# Data entries:
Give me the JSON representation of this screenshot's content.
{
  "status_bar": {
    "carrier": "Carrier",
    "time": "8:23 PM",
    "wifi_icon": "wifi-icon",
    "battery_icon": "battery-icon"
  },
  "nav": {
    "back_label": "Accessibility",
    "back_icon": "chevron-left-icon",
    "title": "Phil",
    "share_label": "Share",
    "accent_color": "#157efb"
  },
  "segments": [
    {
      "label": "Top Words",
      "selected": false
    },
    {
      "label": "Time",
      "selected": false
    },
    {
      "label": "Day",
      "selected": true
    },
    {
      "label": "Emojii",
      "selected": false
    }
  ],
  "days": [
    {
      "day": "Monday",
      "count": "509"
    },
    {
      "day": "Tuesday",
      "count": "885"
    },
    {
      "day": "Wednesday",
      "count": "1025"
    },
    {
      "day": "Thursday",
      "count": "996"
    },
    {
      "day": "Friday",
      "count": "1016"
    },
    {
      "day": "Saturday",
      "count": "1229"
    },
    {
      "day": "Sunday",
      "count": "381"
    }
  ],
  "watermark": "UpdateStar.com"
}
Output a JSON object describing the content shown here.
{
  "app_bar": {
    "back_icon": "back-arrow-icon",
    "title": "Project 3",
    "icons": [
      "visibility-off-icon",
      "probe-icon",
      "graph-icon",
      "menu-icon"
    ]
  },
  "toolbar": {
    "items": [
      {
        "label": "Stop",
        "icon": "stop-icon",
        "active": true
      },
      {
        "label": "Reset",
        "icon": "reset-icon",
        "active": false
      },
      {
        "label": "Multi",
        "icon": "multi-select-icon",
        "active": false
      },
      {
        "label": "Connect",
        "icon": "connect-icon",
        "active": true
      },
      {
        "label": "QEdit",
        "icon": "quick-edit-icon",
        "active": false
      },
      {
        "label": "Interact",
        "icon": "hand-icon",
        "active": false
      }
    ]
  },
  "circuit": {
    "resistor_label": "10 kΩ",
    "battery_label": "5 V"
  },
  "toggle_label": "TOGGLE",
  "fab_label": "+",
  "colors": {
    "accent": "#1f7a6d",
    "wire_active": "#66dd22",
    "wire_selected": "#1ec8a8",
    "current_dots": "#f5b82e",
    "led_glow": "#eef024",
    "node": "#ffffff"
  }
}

# Your instructions:
Using the records above, please retype only the run of lines from the line holding "Output a JSON" through the last line, both ends included.

# Solution to this exercise:
Output a JSON object describing the content shown here.
{
  "app_bar": {
    "back_icon": "back-arrow-icon",
    "title": "Project 3",
    "icons": [
      "visibility-off-icon",
      "probe-icon",
      "graph-icon",
      "menu-icon"
    ]
  },
  "toolbar": {
    "items": [
      {
        "label": "Stop",
        "icon": "stop-icon",
        "active": true
      },
      {
        "label": "Reset",
        "icon": "reset-icon",
        "active": false
      },
      {
        "label": "Multi",
        "icon": "multi-select-icon",
        "active": false
      },
      {
        "label": "Connect",
        "icon": "connect-icon",
        "active": true
      },
      {
        "label": "QEdit",
        "icon": "quick-edit-icon",
        "active": false
      },
      {
        "label": "Interact",
        "icon": "hand-icon",
        "active": false
      }
    ]
  },
  "circuit": {
    "resistor_label": "10 kΩ",
    "battery_label": "5 V"
  },
  "toggle_label": "TOGGLE",
  "fab_label": "+",
  "colors": {
    "accent": "#1f7a6d",
    "wire_active": "#66dd22",
    "wire_selected": "#1ec8a8",
    "current_dots": "#f5b82e",
    "led_glow": "#eef024",
    "node": "#ffffff"
  }
}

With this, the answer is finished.